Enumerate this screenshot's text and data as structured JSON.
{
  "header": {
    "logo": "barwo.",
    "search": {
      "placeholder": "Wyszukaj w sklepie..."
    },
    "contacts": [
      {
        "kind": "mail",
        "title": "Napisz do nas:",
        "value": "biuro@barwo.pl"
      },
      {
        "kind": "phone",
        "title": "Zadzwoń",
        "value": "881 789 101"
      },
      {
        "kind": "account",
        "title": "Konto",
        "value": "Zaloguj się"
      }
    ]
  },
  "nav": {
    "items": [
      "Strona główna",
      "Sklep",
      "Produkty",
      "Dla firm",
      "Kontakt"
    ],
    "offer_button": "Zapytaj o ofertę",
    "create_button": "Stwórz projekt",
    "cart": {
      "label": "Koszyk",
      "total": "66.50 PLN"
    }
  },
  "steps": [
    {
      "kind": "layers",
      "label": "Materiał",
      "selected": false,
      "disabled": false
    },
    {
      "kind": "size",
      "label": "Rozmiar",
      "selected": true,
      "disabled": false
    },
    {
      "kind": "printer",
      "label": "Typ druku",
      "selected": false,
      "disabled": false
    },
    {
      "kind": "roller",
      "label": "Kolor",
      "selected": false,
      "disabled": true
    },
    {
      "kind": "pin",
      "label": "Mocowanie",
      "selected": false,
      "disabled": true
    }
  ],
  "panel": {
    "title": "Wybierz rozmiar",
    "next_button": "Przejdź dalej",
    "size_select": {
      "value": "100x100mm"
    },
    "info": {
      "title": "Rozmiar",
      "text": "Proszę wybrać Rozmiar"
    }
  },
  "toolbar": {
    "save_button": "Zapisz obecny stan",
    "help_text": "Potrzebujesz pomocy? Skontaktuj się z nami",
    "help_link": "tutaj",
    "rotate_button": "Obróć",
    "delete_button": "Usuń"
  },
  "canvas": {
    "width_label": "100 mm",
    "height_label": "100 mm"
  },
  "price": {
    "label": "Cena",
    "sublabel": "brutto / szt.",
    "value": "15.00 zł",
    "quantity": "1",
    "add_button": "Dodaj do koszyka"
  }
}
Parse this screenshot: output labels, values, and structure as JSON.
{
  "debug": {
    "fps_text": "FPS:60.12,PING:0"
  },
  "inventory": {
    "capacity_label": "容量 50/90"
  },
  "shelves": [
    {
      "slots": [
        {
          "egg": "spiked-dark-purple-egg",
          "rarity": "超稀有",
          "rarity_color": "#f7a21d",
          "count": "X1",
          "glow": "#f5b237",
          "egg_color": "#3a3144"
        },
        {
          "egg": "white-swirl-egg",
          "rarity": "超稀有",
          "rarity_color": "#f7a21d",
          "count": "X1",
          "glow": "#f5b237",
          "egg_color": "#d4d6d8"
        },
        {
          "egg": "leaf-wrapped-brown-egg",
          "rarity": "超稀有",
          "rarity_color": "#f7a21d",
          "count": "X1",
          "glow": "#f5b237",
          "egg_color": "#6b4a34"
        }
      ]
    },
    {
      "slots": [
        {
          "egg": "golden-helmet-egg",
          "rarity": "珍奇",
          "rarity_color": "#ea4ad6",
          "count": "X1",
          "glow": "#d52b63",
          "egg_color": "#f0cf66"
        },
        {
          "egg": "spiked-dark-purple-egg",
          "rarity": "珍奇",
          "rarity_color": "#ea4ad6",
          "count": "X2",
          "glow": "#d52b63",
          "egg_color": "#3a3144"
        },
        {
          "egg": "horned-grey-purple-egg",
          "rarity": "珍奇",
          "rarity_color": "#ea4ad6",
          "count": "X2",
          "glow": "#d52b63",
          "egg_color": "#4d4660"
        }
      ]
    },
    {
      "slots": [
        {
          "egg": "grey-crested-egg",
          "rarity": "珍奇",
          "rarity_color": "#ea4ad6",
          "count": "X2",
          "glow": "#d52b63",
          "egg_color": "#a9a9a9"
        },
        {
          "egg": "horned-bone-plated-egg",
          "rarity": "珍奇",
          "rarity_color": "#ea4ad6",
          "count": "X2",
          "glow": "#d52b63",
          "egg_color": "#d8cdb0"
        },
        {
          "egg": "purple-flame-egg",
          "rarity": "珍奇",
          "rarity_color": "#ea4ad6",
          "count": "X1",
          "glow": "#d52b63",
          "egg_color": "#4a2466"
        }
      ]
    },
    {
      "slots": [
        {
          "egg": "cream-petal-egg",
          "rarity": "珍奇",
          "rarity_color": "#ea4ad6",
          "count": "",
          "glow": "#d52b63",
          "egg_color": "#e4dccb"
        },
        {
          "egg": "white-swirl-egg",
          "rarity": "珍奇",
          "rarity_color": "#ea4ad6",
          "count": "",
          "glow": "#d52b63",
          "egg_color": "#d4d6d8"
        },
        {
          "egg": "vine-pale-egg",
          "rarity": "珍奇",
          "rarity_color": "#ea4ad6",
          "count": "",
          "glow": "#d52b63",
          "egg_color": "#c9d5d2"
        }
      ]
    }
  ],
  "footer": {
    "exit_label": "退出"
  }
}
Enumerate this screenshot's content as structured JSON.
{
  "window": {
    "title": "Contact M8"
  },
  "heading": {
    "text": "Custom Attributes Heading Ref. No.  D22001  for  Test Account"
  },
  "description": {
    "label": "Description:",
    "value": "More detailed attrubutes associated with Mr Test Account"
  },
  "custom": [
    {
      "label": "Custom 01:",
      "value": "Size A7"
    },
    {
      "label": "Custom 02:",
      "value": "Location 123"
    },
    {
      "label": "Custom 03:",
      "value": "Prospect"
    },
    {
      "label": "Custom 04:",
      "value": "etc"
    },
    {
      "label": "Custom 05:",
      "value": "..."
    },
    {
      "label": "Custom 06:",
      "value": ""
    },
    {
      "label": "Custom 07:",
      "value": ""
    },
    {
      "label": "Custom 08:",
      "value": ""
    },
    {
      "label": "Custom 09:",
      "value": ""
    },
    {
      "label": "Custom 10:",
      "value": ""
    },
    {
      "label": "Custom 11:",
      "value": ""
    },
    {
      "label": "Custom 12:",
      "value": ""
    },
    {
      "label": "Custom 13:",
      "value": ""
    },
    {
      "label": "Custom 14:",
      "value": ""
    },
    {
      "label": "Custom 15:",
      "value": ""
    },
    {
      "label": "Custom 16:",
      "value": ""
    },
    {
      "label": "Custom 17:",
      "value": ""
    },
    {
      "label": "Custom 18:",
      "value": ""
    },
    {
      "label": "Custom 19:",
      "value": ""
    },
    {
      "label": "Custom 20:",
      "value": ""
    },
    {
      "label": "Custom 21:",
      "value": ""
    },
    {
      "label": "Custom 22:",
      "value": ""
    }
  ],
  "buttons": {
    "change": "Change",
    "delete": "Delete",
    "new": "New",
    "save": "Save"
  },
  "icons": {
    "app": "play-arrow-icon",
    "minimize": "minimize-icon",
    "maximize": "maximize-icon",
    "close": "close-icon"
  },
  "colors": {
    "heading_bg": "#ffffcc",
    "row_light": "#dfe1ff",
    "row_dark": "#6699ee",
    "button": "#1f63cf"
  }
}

****

=== What is required ===
Filter for "screenshot". Return all lines that hold it.

=== Answer to the problem ===
Enumerate this screenshot's text and data as structured JSON.
Parse this screenshot: output labels, values, and structure as JSON.
Enumerate this screenshot's content as structured JSON.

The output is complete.